• PROBLEM:
Write out each line exactly as it stands, please.

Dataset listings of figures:

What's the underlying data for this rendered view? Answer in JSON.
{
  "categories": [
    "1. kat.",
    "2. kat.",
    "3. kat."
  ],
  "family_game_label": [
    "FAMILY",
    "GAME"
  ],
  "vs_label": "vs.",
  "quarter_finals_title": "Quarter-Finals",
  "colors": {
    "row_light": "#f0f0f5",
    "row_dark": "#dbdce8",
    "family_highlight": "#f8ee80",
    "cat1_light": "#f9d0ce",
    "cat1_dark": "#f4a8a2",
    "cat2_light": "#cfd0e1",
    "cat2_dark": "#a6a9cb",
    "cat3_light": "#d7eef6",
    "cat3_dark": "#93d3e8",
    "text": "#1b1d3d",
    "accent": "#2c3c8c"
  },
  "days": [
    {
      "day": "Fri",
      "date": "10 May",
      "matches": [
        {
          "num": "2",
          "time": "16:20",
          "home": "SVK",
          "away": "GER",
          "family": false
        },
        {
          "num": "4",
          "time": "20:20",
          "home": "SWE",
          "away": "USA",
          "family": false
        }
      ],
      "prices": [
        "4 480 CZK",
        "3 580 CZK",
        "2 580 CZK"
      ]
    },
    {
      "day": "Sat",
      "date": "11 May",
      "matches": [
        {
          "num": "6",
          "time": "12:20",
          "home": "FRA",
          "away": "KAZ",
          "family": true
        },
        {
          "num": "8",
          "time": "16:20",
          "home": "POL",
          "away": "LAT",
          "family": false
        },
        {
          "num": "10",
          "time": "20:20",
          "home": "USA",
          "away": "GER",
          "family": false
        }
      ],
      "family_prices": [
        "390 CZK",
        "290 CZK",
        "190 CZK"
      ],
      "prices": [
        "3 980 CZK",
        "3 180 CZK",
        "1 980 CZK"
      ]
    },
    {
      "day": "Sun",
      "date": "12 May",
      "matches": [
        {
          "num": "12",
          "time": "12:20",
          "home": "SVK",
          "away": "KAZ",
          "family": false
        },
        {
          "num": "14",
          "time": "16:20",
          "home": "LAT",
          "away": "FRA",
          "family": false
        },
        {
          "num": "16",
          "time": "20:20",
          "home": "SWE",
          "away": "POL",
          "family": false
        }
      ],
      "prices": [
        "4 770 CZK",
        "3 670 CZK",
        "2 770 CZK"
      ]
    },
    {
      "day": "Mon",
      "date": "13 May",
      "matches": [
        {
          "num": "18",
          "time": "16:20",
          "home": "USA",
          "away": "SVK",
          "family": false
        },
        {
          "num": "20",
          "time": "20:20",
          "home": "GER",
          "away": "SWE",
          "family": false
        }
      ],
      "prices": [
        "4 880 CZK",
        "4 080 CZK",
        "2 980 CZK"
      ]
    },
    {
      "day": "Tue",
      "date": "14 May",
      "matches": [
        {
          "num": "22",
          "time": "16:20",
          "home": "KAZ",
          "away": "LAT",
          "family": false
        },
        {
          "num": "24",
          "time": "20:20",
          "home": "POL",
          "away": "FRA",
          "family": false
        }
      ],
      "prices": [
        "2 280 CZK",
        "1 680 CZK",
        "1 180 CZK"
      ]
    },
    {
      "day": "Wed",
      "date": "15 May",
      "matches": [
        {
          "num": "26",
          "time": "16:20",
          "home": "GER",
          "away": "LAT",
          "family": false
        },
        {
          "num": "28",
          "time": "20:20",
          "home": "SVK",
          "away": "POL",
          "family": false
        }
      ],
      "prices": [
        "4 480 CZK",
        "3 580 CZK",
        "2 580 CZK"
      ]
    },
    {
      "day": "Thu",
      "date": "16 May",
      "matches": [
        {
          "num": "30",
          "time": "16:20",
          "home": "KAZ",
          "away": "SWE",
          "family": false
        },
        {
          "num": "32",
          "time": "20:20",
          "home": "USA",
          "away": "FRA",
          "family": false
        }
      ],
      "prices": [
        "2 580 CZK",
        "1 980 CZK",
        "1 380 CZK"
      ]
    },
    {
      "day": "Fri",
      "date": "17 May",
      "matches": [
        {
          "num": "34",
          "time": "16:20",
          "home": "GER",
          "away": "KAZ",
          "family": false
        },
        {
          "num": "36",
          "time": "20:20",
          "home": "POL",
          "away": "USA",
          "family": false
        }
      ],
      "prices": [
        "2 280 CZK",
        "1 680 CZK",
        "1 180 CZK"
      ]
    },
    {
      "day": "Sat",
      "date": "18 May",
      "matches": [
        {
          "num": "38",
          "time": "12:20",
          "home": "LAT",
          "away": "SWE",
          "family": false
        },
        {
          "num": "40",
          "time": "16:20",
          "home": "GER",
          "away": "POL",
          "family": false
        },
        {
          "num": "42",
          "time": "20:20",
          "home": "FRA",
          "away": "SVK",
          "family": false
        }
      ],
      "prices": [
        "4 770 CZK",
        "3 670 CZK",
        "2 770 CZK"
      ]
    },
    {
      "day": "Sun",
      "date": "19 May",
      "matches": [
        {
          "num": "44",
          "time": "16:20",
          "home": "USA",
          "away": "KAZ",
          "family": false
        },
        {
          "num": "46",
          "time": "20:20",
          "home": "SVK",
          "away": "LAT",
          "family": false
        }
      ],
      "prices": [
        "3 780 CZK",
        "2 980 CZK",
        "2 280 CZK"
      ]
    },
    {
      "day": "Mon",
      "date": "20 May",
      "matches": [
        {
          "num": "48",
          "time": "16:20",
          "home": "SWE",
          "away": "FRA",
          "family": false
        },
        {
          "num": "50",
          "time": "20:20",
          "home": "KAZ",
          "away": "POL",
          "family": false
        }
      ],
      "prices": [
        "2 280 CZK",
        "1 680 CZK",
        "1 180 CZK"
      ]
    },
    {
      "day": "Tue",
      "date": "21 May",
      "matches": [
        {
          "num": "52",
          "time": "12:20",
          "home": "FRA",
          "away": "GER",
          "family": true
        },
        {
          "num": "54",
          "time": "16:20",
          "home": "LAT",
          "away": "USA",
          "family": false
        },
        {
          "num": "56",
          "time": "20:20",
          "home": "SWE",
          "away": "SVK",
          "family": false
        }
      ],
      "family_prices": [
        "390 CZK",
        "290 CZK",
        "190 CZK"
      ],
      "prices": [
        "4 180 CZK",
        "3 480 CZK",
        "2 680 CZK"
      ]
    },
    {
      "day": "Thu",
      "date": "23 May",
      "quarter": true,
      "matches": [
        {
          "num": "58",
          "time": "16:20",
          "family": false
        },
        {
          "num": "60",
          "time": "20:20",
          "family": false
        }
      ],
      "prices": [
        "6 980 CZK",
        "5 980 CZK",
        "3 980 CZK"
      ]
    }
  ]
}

• EXERCISE RESPONSE:
What's the underlying data for this rendered view? Answer in JSON.
{
  "categories": [
    "1. kat.",
    "2. kat.",
    "3. kat."
  ],
  "family_game_label": [
    "FAMILY",
    "GAME"
  ],
  "vs_label": "vs.",
  "quarter_finals_title": "Quarter-Finals",
  "colors": {
    "row_light": "#f0f0f5",
    "row_dark": "#dbdce8",
    "family_highlight": "#f8ee80",
    "cat1_light": "#f9d0ce",
    "cat1_dark": "#f4a8a2",
    "cat2_light": "#cfd0e1",
    "cat2_dark": "#a6a9cb",
    "cat3_light": "#d7eef6",
    "cat3_dark": "#93d3e8",
    "text": "#1b1d3d",
    "accent": "#2c3c8c"
  },
  "days": [
    {
      "day": "Fri",
      "date": "10 May",
      "matches": [
        {
          "num": "2",
          "time": "16:20",
          "home": "SVK",
          "away": "GER",
          "family": false
        },
        {
          "num": "4",
          "time": "20:20",
          "home": "SWE",
          "away": "USA",
          "family": false
        }
      ],
      "prices": [
        "4 480 CZK",
        "3 580 CZK",
        "2 580 CZK"
      ]
    },
    {
      "day": "Sat",
      "date": "11 May",
      "matches": [
        {
          "num": "6",
          "time": "12:20",
          "home": "FRA",
          "away": "KAZ",
          "family": true
        },
        {
          "num": "8",
          "time": "16:20",
          "home": "POL",
          "away": "LAT",
          "family": false
        },
        {
          "num": "10",
          "time": "20:20",
          "home": "USA",
          "away": "GER",
          "family": false
        }
      ],
      "family_prices": [
        "390 CZK",
        "290 CZK",
        "190 CZK"
      ],
      "prices": [
        "3 980 CZK",
        "3 180 CZK",
        "1 980 CZK"
      ]
    },
    {
      "day": "Sun",
      "date": "12 May",
      "matches": [
        {
          "num": "12",
          "time": "12:20",
          "home": "SVK",
          "away": "KAZ",
          "family": false
        },
        {
          "num": "14",
          "time": "16:20",
          "home": "LAT",
          "away": "FRA",
          "family": false
        },
        {
          "num": "16",
          "time": "20:20",
          "home": "SWE",
          "away": "POL",
          "family": false
        }
      ],
      "prices": [
        "4 770 CZK",
        "3 670 CZK",
        "2 770 CZK"
      ]
    },
    {
      "day": "Mon",
      "date": "13 May",
      "matches": [
        {
          "num": "18",
          "time": "16:20",
          "home": "USA",
          "away": "SVK",
          "family": false
        },
        {
          "num": "20",
          "time": "20:20",
          "home": "GER",
          "away": "SWE",
          "family": false
        }
      ],
      "prices": [
        "4 880 CZK",
        "4 080 CZK",
        "2 980 CZK"
      ]
    },
    {
      "day": "Tue",
      "date": "14 May",
      "matches": [
        {
          "num": "22",
          "time": "16:20",
          "home": "KAZ",
          "away": "LAT",
          "family": false
        },
        {
          "num": "24",
          "time": "20:20",
          "home": "POL",
          "away": "FRA",
          "family": false
        }
      ],
      "prices": [
        "2 280 CZK",
        "1 680 CZK",
        "1 180 CZK"
      ]
    },
    {
      "day": "Wed",
      "date": "15 May",
      "matches": [
        {
          "num": "26",
          "time": "16:20",
          "home": "GER",
          "away": "LAT",
          "family": false
        },
        {
          "num": "28",
          "time": "20:20",
          "home": "SVK",
          "away": "POL",
          "family": false
        }
      ],
      "prices": [
        "4 480 CZK",
        "3 580 CZK",
        "2 580 CZK"
      ]
    },
    {
      "day": "Thu",
      "date": "16 May",
      "matches": [
        {
          "num": "30",
          "time": "16:20",
          "home": "KAZ",
          "away": "SWE",
          "family": false
        },
        {
          "num": "32",
          "time": "20:20",
          "home": "USA",
          "away": "FRA",
          "family": false
        }
      ],
      "prices": [
        "2 580 CZK",
        "1 980 CZK",
        "1 380 CZK"
      ]
    },
    {
      "day": "Fri",
      "date": "17 May",
      "matches": [
        {
          "num": "34",
          "time": "16:20",
          "home": "GER",
          "away": "KAZ",
          "family": false
        },
        {
          "num": "36",
          "time": "20:20",
          "home": "POL",
          "away": "USA",
          "family": false
        }
      ],
      "prices": [
        "2 280 CZK",
        "1 680 CZK",
        "1 180 CZK"
      ]
    },
    {
      "day": "Sat",
      "date": "18 May",
      "matches": [
        {
          "num": "38",
          "time": "12:20",
          "home": "LAT",
          "away": "SWE",
          "family": false
        },
        {
          "num": "40",
          "time": "16:20",
          "home": "GER",
          "away": "POL",
          "family": false
        },
        {
          "num": "42",
          "time": "20:20",
          "home": "FRA",
          "away": "SVK",
          "family": false
        }
      ],
      "prices": [
        "4 770 CZK",
        "3 670 CZK",
        "2 770 CZK"
      ]
    },
    {
      "day": "Sun",
      "date": "19 May",
      "matches": [
        {
          "num": "44",
          "time": "16:20",
          "home": "USA",
          "away": "KAZ",
          "family": false
        },
        {
          "num": "46",
          "time": "20:20",
          "home": "SVK",
          "away": "LAT",
          "family": false
        }
      ],
      "prices": [
        "3 780 CZK",
        "2 980 CZK",
        "2 280 CZK"
      ]
    },
    {
      "day": "Mon",
      "date": "20 May",
      "matches": [
        {
          "num": "48",
          "time": "16:20",
          "home": "SWE",
          "away": "FRA",
          "family": false
        },
        {
          "num": "50",
          "time": "20:20",
          "home": "KAZ",
          "away": "POL",
          "family": false
        }
      ],
      "prices": [
        "2 280 CZK",
        "1 680 CZK",
        "1 180 CZK"
      ]
    },
    {
      "day": "Tue",
      "date": "21 May",
      "matches": [
        {
          "num": "52",
          "time": "12:20",
          "home": "FRA",
          "away": "GER",
          "family": true
        },
        {
          "num": "54",
          "time": "16:20",
          "home": "LAT",
          "away": "USA",
          "family": false
        },
        {
          "num": "56",
          "time": "20:20",
          "home": "SWE",
          "away": "SVK",
          "family": false
        }
      ],
      "family_prices": [
        "390 CZK",
        "290 CZK",
        "190 CZK"
      ],
      "prices": [
        "4 180 CZK",
        "3 480 CZK",
        "2 680 CZK"
      ]
    },
    {
      "day": "Thu",
      "date": "23 May",
      "quarter": true,
      "matches": [
        {
          "num": "58",
          "time": "16:20",
          "family": false
        },
        {
          "num": "60",
          "time": "20:20",
          "family": false
        }
      ],
      "prices": [
        "6 980 CZK",
        "5 980 CZK",
        "3 980 CZK"
      ]
    }
  ]
}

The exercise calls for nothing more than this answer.